### PROBLEM TO SOLVE
Copy out each line containing "妈妈在距家" from the entries below.

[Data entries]
......

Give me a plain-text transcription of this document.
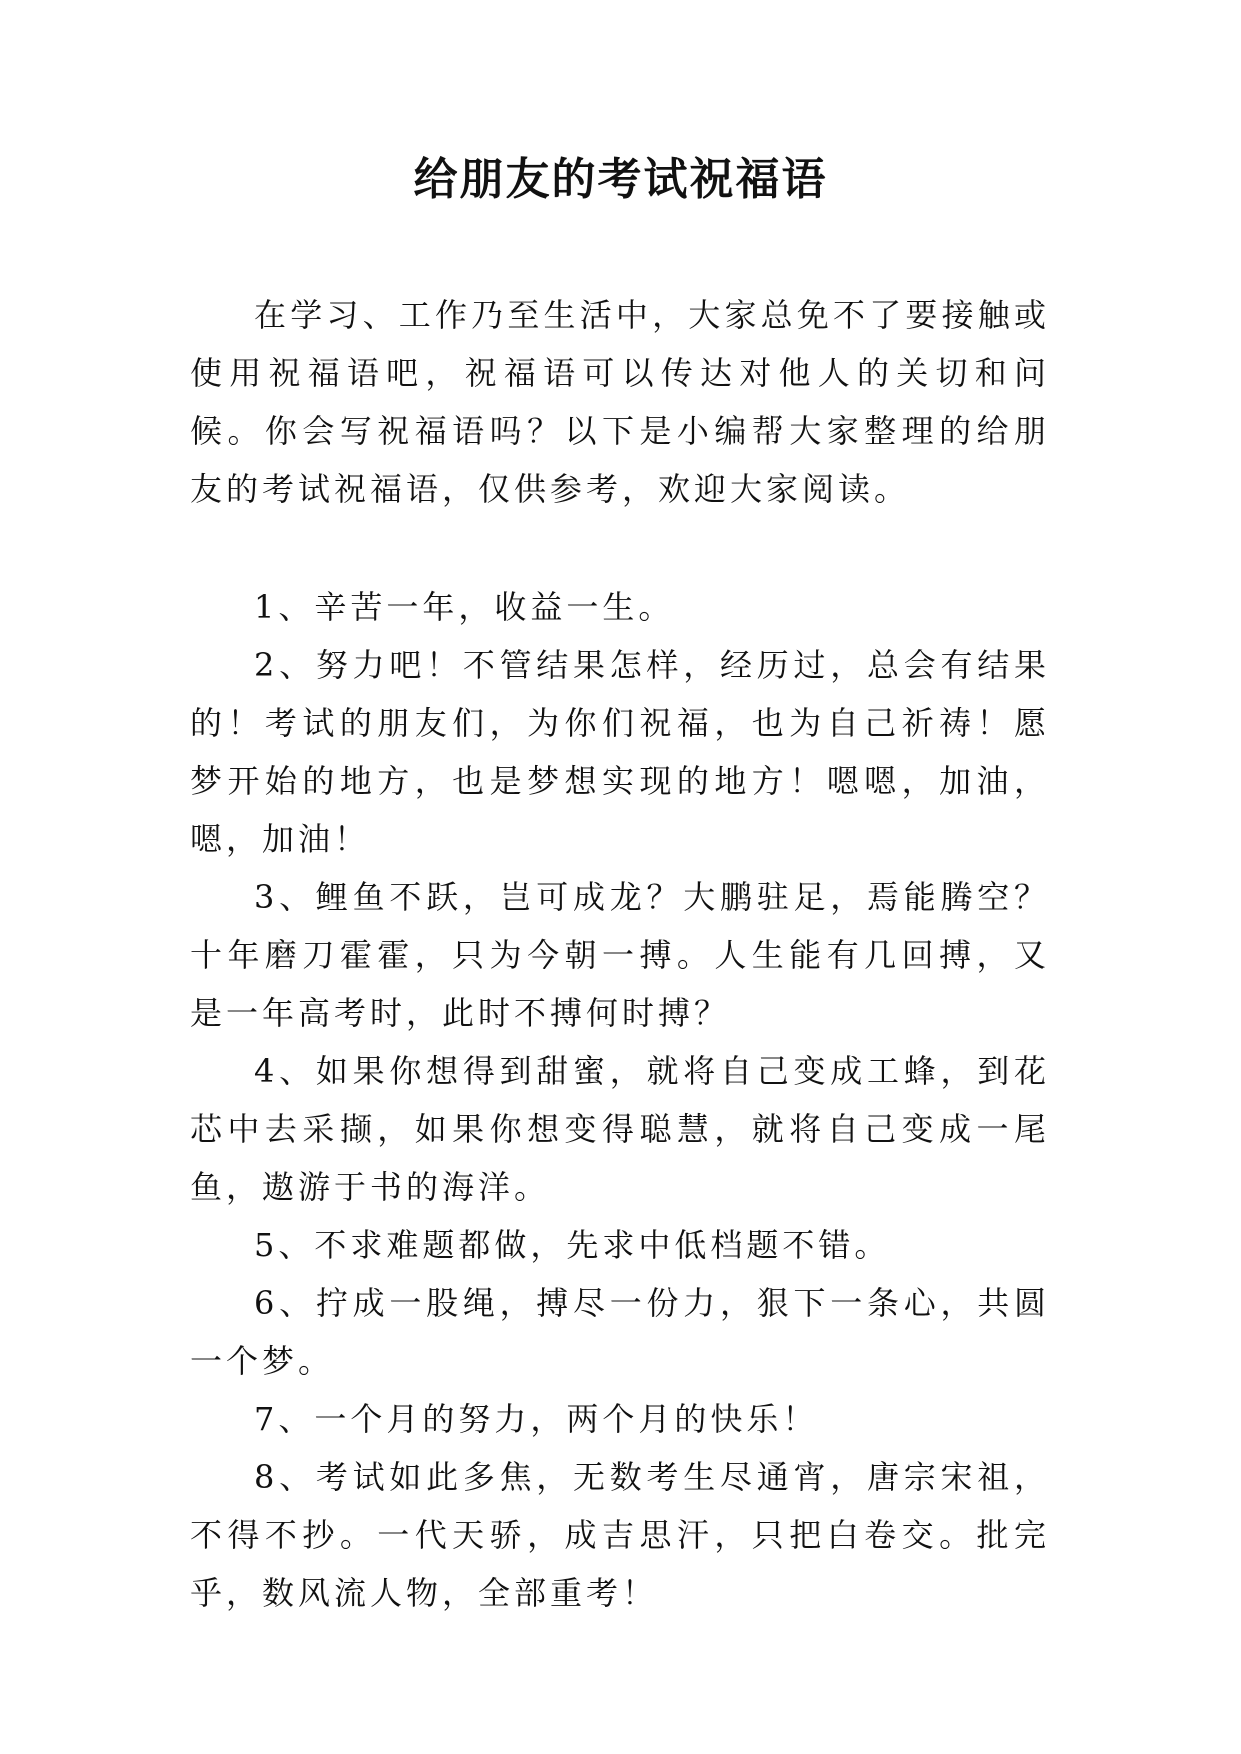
给朋友的考试祝福语

在学习、工作乃至生活中，大家总免不了要接触或使用祝福语吧，祝福语可以传达对他人的关切和问候。你会写祝福语吗？以下是小编帮大家整理的给朋友的考试祝福语，仅供参考，欢迎大家阅读。

1、辛苦一年，收益一生。

2、努力吧！不管结果怎样，经历过，总会有结果的！考试的朋友们，为你们祝福，也为自己祈祷！愿梦开始的地方，也是梦想实现的地方！嗯嗯，加油，嗯，加油！

3、鲤鱼不跃，岂可成龙？大鹏驻足，焉能腾空？十年磨刀霍霍，只为今朝一搏。人生能有几回搏，又是一年高考时，此时不搏何时搏？

4、如果你想得到甜蜜，就将自己变成工蜂，到花芯中去采撷，如果你想变得聪慧，就将自己变成一尾鱼，遨游于书的海洋。

5、不求难题都做，先求中低档题不错。

6、拧成一股绳，搏尽一份力，狠下一条心，共圆一个梦。

7、一个月的努力，两个月的快乐！

8、考试如此多焦，无数考生尽通宵，唐宗宋祖，不得不抄。一代天骄，成吉思汗，只把白卷交。批完乎，数风流人物，全部重考！
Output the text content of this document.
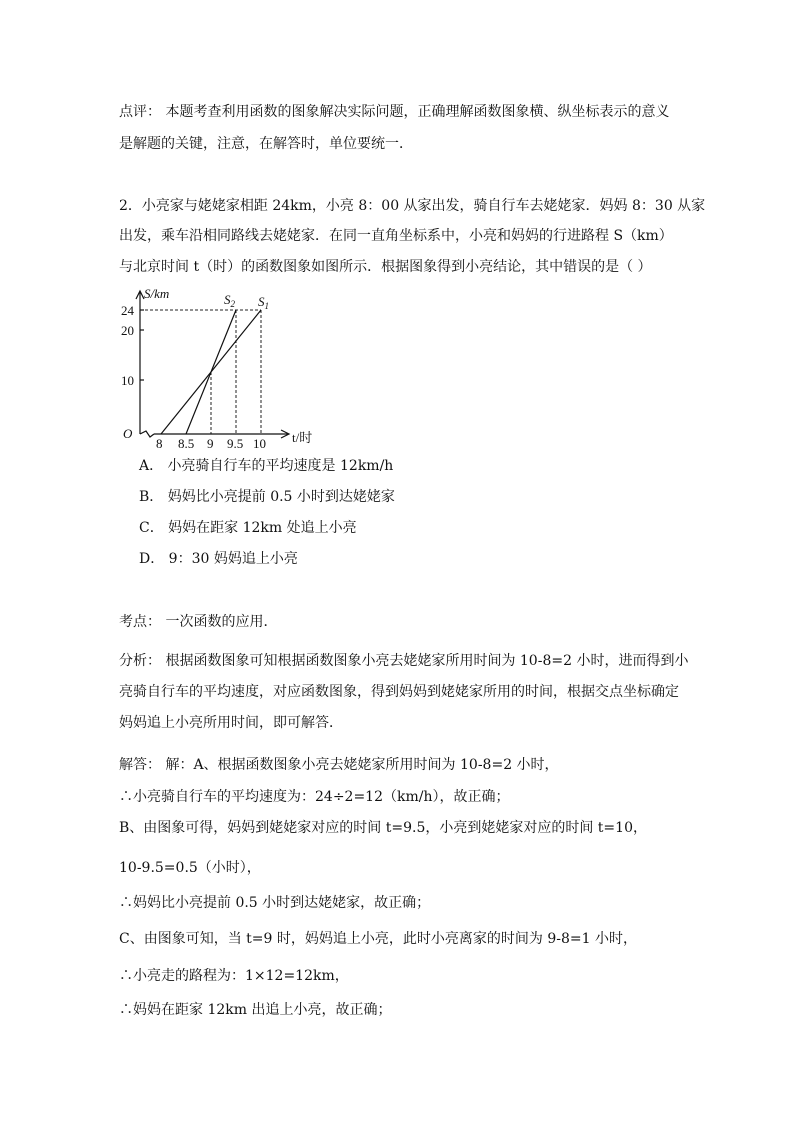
点评： 本题考查利用函数的图象解决实际问题，正确理解函数图象横、纵坐标表示的意义

是解题的关键，注意，在解答时，单位要统一．

2．小亮家与姥姥家相距 24km，小亮 8：00 从家出发，骑自行车去姥姥家．妈妈 8：30 从家

出发，乘车沿相同路线去姥姥家．在同一直角坐标系中，小亮和妈妈的行进路程 S（km）

与北京时间 t（时）的函数图象如图所示．根据图象得到小亮结论，其中错误的是（ ）

S/km
t/时
O
24
20
10
8 8.5 9 9.5 10
$S_2$ $S_1$

A． 小亮骑自行车的平均速度是 12km/h

B． 妈妈比小亮提前 0.5 小时到达姥姥家

C． 妈妈在距家 12km 处追上小亮

D． 9：30 妈妈追上小亮

考点： 一次函数的应用．

分析： 根据函数图象可知根据函数图象小亮去姥姥家所用时间为 10-8=2 小时，进而得到小

亮骑自行车的平均速度，对应函数图象，得到妈妈到姥姥家所用的时间，根据交点坐标确定

妈妈追上小亮所用时间，即可解答．

解答： 解：A、根据函数图象小亮去姥姥家所用时间为 10-8=2 小时，

∴小亮骑自行车的平均速度为：24÷2=12（km/h），故正确；

B、由图象可得，妈妈到姥姥家对应的时间 t=9.5，小亮到姥姥家对应的时间 t=10，

10-9.5=0.5（小时），

∴妈妈比小亮提前 0.5 小时到达姥姥家，故正确；

C、由图象可知，当 t=9 时，妈妈追上小亮，此时小亮离家的时间为 9-8=1 小时，

∴小亮走的路程为：1×12=12km，

∴妈妈在距家 12km 出追上小亮，故正确；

......

### FINISHED ANSWER
C． 妈妈在距家 12km 处追上小亮
∴妈妈在距家 12km 出追上小亮，故正确；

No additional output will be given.